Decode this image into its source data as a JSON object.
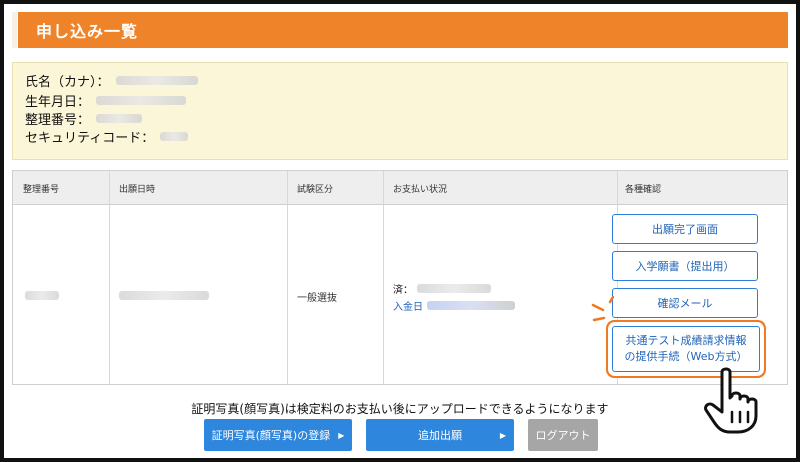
{
  "header": {
    "title": "申し込み一覧"
  },
  "applicant": {
    "name_label": "氏名（カナ）：",
    "birth_label": "生年月日：",
    "number_label": "整理番号：",
    "security_label": "セキュリティコード："
  },
  "table": {
    "headers": [
      "整理番号",
      "出願日時",
      "試験区分",
      "お支払い状況",
      "各種確認"
    ],
    "exam_type": "一般選抜",
    "payment_status_prefix": "済：",
    "payment_date_label": "入金日"
  },
  "actions": {
    "completion_screen": "出願完了画面",
    "admission_form": "入学願書（提出用）",
    "confirmation_mail": "確認メール",
    "test_results_line1": "共通テスト成績請求情報",
    "test_results_line2": "の提供手続（Web方式）"
  },
  "footer": {
    "notice": "証明写真(顔写真)は検定料のお支払い後にアップロードできるようになります",
    "photo_button": "証明写真(顔写真)の登録",
    "add_application_button": "追加出願",
    "logout_button": "ログアウト"
  },
  "icons": {
    "arrow": "▶",
    "pointer": "hand-pointer-icon"
  },
  "colors": {
    "accent": "#ef8329",
    "button_blue": "#2e86dd",
    "outline_blue": "#2f7fd8",
    "highlight_ring": "#f07a22",
    "info_bg": "#fcf6d8"
  }
}
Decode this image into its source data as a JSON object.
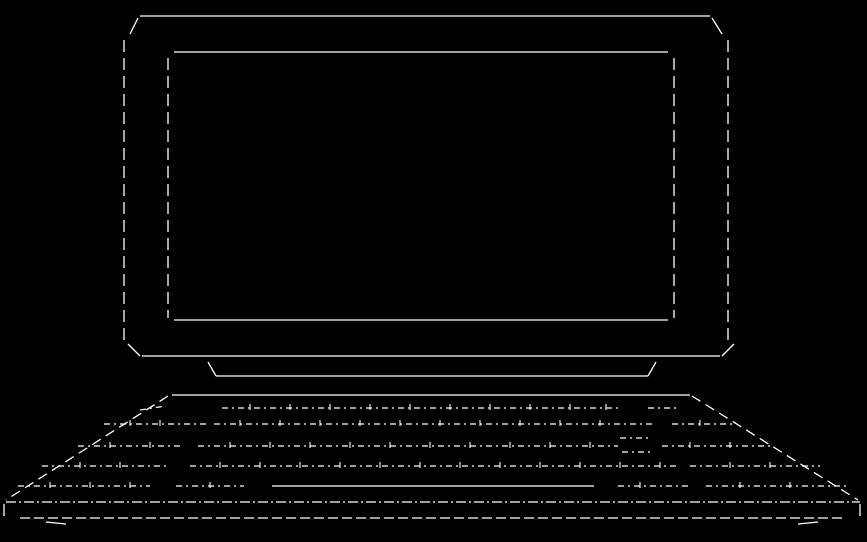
{
  "art": {
    "subject": "ascii-art-computer",
    "colors": {
      "background": "#000000",
      "line": "#ffffff"
    }
  }
}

Given task:
Exclude the pictures. Write out the remaining data exactly.

Answer to this task:
Decode this image into its source data as a JSON object.
{
  "header": {
    "title": "申し込み一覧"
  },
  "applicant": {
    "name_label": "氏名（カナ）：",
    "birth_label": "生年月日：",
    "number_label": "整理番号：",
    "security_label": "セキュリティコード："
  },
  "table": {
    "headers": [
      "整理番号",
      "出願日時",
      "試験区分",
      "お支払い状況",
      "各種確認"
    ],
    "exam_type": "一般選抜",
    "payment_status_prefix": "済：",
    "payment_date_label": "入金日"
  },
  "actions": {
    "completion_screen": "出願完了画面",
    "admission_form": "入学願書（提出用）",
    "confirmation_mail": "確認メール",
    "test_results_line1": "共通テスト成績請求情報",
    "test_results_line2": "の提供手続（Web方式）"
  },
  "footer": {
    "notice": "証明写真(顔写真)は検定料のお支払い後にアップロードできるようになります",
    "photo_button": "証明写真(顔写真)の登録",
    "add_application_button": "追加出願",
    "logout_button": "ログアウト"
  },
  "icons": {
    "arrow": "▶",
    "pointer": "hand-pointer-icon"
  },
  "colors": {
    "accent": "#ef8329",
    "button_blue": "#2e86dd",
    "outline_blue": "#2f7fd8",
    "highlight_ring": "#f07a22",
    "info_bg": "#fcf6d8"
  }
}
Decode this image into its source data as a JSON object.
{
  "art": {
    "subject": "ascii-art-computer",
    "colors": {
      "background": "#000000",
      "line": "#ffffff"
    }
  }
}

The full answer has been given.